(Rows from a dataset)
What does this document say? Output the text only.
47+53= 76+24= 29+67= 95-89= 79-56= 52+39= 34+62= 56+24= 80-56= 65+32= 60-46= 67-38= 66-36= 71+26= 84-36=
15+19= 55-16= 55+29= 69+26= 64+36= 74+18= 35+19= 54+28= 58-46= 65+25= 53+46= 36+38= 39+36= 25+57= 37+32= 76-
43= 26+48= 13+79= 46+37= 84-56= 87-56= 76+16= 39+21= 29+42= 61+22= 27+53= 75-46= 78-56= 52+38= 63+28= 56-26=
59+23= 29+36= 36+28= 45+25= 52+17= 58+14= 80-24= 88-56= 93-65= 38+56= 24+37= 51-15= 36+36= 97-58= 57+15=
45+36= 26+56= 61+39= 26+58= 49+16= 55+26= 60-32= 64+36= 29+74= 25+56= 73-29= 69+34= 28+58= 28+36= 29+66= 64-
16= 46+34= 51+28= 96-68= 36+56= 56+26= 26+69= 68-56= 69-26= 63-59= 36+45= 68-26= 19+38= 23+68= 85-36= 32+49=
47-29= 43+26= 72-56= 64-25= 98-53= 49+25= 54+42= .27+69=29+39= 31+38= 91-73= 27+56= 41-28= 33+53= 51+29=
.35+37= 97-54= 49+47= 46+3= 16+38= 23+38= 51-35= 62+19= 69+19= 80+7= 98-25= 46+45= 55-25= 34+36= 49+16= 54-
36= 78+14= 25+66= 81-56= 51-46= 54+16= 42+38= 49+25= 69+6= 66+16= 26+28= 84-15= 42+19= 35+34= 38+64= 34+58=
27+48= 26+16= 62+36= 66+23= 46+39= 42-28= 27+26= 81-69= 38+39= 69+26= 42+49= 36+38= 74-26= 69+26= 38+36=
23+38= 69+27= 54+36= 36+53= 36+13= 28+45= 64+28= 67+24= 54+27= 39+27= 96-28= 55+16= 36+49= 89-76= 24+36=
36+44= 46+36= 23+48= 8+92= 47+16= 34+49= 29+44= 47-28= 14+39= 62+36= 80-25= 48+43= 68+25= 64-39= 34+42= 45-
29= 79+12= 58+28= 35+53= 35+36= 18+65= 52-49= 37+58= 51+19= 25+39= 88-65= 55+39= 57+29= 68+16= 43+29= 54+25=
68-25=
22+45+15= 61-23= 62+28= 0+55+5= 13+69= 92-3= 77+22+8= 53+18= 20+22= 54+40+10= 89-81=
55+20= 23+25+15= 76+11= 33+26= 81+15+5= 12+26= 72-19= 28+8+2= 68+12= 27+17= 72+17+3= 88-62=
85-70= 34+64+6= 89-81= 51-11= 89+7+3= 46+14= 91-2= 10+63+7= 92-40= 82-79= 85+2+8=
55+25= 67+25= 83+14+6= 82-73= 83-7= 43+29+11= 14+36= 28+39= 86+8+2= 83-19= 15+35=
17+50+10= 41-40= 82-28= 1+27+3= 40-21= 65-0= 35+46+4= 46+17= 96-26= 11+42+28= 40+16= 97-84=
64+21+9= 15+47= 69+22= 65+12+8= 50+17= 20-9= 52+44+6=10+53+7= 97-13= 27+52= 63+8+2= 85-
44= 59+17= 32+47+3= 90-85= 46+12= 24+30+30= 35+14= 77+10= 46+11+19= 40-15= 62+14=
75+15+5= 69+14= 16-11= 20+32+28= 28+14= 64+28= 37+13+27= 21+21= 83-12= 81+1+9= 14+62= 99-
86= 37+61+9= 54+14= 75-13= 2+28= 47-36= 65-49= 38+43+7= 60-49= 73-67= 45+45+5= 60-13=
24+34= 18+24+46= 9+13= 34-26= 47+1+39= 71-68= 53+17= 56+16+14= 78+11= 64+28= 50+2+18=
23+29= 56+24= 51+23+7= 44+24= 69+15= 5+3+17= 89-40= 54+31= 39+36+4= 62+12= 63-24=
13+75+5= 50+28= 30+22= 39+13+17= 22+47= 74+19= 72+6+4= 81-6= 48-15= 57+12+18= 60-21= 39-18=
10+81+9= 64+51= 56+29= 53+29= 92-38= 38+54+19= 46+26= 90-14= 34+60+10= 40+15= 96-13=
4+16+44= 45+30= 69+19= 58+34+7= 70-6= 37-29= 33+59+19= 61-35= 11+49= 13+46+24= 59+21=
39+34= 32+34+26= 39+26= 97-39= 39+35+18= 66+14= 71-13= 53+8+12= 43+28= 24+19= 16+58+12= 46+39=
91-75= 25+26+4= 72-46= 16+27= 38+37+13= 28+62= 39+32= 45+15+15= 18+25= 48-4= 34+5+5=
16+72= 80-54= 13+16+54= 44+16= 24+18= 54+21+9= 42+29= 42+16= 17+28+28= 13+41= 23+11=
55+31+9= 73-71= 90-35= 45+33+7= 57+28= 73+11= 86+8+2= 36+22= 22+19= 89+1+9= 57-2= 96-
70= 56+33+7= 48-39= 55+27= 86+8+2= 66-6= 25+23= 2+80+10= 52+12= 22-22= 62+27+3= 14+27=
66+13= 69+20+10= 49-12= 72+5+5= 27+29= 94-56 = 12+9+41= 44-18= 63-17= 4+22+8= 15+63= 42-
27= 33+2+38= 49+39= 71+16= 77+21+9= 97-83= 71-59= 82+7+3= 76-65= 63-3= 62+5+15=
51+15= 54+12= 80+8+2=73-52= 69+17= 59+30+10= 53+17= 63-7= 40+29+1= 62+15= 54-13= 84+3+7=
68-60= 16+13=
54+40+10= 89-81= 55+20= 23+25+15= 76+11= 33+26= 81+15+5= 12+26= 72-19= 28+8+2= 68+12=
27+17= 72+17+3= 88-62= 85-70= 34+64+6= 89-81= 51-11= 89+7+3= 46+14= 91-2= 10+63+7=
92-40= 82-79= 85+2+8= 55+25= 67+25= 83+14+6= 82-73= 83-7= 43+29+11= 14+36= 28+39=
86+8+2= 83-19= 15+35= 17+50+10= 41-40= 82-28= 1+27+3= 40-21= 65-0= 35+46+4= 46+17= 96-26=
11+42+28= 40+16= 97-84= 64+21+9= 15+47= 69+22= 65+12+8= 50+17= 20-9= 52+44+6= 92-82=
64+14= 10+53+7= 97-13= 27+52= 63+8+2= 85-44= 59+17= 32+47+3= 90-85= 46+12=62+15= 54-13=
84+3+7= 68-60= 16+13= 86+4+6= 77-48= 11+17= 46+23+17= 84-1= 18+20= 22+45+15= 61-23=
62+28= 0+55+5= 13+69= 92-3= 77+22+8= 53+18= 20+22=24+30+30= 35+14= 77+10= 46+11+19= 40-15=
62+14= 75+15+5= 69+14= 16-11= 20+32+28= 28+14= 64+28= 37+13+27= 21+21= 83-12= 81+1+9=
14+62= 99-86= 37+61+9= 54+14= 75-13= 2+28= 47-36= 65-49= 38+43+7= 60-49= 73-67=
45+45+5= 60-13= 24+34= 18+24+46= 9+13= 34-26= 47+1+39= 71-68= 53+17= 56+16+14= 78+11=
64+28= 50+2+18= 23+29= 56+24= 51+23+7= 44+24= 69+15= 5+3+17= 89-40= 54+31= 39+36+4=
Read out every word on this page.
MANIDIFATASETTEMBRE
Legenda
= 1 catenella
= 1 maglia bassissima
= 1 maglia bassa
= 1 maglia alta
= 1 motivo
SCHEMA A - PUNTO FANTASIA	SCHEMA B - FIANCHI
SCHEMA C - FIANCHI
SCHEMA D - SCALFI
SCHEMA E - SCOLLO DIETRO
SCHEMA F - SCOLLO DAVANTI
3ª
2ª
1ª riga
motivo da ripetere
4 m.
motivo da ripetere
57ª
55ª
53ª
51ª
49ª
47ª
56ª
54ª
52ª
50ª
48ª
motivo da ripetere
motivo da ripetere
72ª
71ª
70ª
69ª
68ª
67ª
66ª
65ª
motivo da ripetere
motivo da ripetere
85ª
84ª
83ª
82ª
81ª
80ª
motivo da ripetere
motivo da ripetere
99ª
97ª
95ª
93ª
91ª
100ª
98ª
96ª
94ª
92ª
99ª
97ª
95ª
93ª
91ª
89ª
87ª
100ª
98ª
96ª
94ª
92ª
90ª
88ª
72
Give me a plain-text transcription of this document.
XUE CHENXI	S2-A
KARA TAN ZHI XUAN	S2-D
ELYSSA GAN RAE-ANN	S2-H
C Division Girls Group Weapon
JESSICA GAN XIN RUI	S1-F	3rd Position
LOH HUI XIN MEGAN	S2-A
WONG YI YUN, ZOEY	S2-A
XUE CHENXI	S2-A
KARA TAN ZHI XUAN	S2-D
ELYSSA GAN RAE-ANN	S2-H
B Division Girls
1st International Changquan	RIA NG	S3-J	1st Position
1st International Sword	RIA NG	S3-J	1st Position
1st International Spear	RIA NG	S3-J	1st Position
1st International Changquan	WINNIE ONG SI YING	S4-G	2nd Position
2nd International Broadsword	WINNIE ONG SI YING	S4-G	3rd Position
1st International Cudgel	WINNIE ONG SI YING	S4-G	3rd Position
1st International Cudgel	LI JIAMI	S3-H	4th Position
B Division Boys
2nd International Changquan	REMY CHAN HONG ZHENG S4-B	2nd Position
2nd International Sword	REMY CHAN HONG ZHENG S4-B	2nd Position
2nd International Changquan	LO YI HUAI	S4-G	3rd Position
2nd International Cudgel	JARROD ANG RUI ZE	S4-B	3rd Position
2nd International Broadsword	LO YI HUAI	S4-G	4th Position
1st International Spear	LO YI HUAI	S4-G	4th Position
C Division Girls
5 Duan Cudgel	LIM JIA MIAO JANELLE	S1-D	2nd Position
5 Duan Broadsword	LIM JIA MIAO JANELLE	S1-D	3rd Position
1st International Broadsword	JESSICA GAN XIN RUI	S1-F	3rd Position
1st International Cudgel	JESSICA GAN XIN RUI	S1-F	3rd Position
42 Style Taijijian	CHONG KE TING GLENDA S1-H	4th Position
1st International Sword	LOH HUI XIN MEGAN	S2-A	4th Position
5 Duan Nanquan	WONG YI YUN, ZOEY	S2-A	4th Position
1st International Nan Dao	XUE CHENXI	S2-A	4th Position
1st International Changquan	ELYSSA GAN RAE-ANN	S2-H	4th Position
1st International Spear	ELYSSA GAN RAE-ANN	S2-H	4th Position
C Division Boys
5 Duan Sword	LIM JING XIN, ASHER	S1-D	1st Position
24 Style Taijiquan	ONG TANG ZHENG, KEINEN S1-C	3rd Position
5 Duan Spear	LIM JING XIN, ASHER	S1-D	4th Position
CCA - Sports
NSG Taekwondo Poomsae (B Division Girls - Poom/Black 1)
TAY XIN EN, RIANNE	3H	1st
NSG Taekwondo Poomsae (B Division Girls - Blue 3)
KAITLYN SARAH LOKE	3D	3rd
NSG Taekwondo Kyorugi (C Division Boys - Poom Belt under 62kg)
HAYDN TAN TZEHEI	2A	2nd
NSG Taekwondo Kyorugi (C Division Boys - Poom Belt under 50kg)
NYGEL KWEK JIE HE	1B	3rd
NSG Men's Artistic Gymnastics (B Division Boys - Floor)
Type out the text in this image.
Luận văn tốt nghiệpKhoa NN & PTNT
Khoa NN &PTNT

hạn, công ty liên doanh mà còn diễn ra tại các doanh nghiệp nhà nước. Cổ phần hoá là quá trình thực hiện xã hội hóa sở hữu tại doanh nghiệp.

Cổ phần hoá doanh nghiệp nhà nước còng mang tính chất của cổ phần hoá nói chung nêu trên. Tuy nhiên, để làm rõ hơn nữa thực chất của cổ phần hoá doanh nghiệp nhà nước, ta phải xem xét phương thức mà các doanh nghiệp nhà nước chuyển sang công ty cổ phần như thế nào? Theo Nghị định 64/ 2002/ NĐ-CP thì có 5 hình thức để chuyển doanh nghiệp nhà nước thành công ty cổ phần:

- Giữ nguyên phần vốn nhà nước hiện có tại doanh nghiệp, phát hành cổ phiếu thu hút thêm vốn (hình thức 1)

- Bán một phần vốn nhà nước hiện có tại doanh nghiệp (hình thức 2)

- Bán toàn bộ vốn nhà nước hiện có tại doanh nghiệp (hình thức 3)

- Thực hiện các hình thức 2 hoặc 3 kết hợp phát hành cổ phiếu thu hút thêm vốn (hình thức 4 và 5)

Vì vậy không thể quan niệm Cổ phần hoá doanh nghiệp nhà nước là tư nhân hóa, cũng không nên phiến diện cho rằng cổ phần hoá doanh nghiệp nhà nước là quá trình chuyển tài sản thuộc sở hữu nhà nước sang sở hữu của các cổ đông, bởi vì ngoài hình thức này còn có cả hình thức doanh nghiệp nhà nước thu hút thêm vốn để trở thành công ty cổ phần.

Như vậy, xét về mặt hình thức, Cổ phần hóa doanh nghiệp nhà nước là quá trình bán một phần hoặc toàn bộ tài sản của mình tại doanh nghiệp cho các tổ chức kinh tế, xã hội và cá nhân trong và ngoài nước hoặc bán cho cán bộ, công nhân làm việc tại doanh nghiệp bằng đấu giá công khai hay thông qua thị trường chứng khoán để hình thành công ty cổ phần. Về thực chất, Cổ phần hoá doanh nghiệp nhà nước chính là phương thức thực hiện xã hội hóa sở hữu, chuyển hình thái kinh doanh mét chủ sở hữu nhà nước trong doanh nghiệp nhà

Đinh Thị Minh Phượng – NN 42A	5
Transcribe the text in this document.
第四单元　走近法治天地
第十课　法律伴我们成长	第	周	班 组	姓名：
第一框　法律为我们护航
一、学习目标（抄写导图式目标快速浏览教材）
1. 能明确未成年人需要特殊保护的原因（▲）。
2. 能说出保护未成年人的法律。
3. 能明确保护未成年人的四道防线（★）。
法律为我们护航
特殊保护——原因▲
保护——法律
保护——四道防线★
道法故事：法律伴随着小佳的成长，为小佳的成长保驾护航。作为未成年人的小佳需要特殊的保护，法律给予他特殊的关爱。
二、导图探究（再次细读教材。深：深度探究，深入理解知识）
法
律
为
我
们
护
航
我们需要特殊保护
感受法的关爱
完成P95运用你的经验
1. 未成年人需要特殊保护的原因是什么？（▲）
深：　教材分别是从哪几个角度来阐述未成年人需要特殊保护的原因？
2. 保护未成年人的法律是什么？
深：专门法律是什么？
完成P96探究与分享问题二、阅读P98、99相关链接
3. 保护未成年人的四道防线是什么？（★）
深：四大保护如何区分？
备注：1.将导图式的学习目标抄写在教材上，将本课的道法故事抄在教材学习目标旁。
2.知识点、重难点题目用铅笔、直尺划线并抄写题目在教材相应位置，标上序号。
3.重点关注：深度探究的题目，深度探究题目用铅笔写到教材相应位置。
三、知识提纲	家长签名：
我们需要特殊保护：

• _Task objective_
Show all lines above holding "Broadsword".

• _Solution below_
2nd International Broadsword	WINNIE ONG SI YING	S4-G	3rd Position
2nd International Broadsword	LO YI HUAI	S4-G	4th Position
5 Duan Broadsword	LIM JIA MIAO JANELLE	S1-D	3rd Position
1st International Broadsword	JESSICA GAN XIN RUI	S1-F	3rd Position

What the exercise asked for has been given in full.